Data records:
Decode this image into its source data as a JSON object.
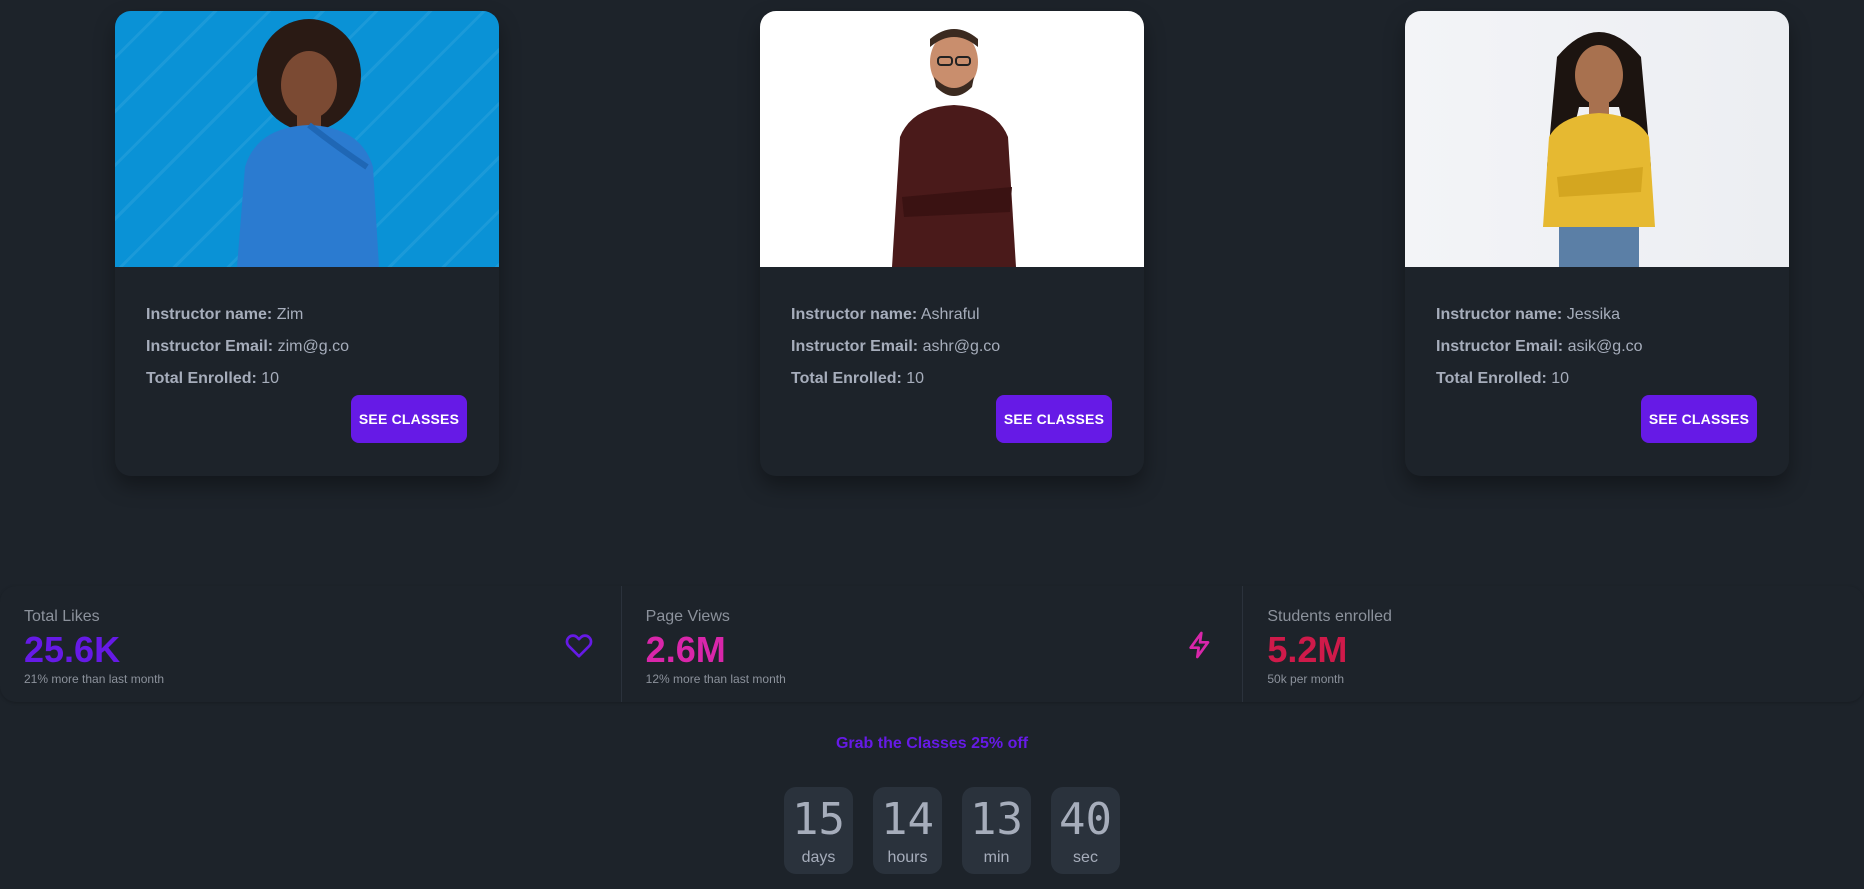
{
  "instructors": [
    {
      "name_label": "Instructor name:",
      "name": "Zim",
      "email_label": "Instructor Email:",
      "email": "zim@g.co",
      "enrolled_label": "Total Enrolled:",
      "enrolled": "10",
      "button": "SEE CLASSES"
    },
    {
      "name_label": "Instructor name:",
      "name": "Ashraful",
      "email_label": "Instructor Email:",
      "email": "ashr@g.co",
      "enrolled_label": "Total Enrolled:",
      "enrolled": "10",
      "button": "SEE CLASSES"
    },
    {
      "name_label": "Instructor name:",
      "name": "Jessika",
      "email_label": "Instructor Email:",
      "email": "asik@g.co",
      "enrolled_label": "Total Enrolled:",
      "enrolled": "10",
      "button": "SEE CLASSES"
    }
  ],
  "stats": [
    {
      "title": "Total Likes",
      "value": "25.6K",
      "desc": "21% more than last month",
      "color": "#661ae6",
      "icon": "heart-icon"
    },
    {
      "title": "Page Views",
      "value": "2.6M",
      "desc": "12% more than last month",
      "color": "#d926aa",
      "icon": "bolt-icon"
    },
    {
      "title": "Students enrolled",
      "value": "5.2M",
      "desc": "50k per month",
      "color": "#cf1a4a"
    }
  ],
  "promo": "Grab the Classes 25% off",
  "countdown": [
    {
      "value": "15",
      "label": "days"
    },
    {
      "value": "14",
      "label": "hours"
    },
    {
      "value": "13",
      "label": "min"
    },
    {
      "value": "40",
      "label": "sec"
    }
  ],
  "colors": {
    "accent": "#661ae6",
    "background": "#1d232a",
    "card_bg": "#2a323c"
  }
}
==
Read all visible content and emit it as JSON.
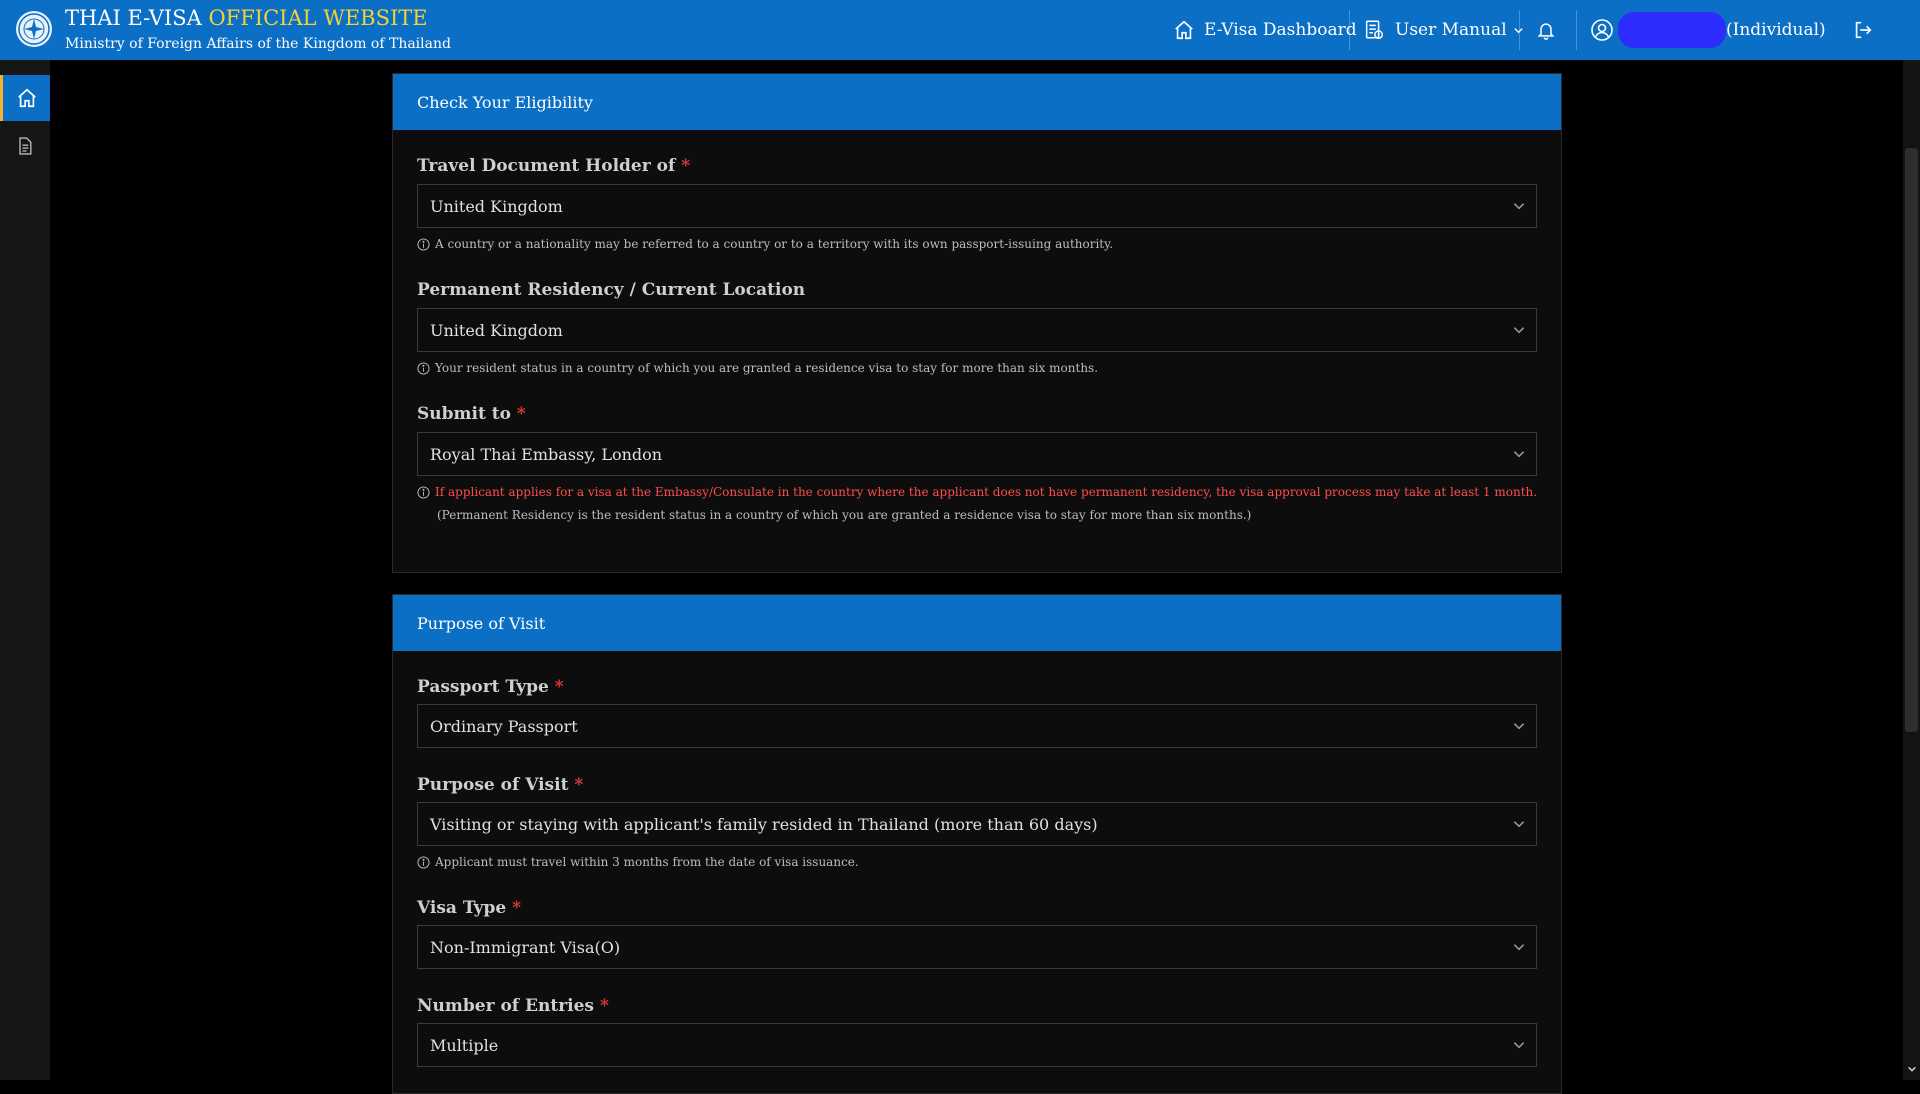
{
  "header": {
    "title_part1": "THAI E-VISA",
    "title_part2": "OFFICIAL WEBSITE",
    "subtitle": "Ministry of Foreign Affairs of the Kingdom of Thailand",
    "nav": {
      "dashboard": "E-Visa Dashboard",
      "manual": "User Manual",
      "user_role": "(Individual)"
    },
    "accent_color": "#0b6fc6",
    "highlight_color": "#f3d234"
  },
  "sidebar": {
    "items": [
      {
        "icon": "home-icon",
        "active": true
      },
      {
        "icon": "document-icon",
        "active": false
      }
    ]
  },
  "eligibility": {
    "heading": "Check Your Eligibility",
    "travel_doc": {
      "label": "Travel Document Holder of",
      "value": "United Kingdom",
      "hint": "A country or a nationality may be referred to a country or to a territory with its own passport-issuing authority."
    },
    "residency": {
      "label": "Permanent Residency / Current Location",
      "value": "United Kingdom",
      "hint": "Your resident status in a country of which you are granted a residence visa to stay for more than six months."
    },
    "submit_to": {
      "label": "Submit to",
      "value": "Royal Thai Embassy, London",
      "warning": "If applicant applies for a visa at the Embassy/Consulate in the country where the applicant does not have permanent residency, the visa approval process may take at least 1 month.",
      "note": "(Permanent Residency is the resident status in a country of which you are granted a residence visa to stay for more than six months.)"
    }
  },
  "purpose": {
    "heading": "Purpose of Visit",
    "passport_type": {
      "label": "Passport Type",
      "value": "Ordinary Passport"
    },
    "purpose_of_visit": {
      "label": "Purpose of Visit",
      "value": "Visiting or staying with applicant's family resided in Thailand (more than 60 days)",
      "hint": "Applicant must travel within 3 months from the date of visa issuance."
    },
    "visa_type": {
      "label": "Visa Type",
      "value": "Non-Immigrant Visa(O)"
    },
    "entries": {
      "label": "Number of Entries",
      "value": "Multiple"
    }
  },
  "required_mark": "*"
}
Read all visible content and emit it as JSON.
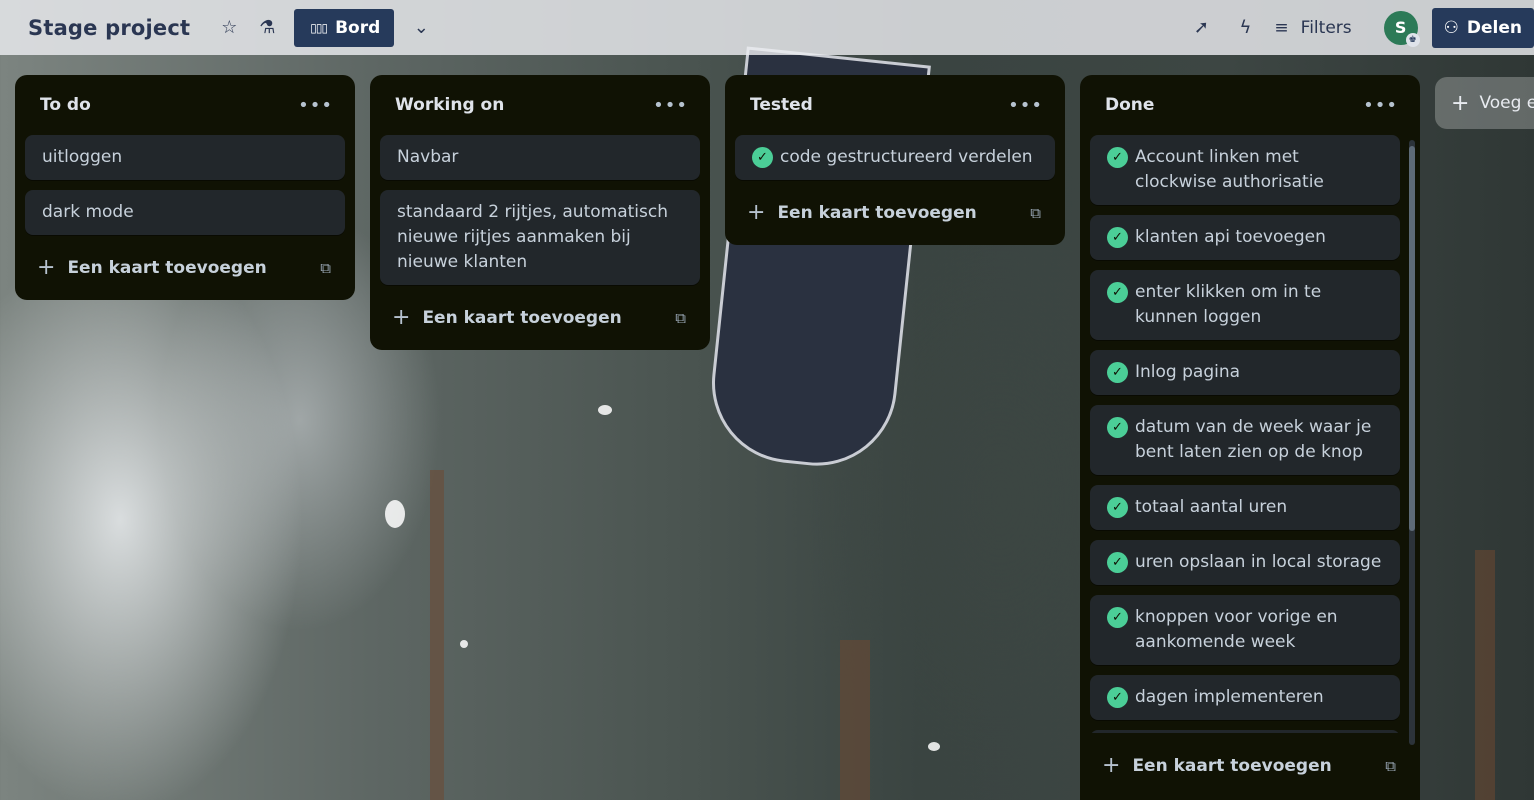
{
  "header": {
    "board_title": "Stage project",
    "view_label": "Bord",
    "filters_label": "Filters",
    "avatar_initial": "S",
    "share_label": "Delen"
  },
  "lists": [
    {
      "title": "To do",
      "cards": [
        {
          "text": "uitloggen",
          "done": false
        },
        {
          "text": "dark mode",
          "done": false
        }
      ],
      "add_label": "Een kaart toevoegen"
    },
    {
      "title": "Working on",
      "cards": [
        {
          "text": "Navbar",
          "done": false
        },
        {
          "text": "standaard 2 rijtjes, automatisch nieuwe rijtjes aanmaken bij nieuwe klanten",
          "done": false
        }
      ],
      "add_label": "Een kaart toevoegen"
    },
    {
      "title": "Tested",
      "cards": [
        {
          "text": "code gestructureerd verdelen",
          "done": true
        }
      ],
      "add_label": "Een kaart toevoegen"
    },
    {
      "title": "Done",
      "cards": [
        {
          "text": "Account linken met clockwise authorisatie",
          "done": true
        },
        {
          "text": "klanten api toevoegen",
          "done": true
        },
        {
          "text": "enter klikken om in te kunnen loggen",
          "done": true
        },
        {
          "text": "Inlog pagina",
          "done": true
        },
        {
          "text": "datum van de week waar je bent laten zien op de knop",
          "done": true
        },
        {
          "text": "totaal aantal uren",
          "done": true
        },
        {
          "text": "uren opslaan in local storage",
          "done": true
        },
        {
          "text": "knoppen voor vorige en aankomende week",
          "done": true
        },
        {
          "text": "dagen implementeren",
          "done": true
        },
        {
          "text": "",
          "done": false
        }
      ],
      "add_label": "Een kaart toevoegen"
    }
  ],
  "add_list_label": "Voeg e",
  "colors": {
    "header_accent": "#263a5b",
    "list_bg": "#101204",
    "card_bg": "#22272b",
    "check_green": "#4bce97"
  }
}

*WHAT YOU WILL DO*
Provide the number of lines in the entries that include "status", and no other text.

*TASK OUTPUT*
2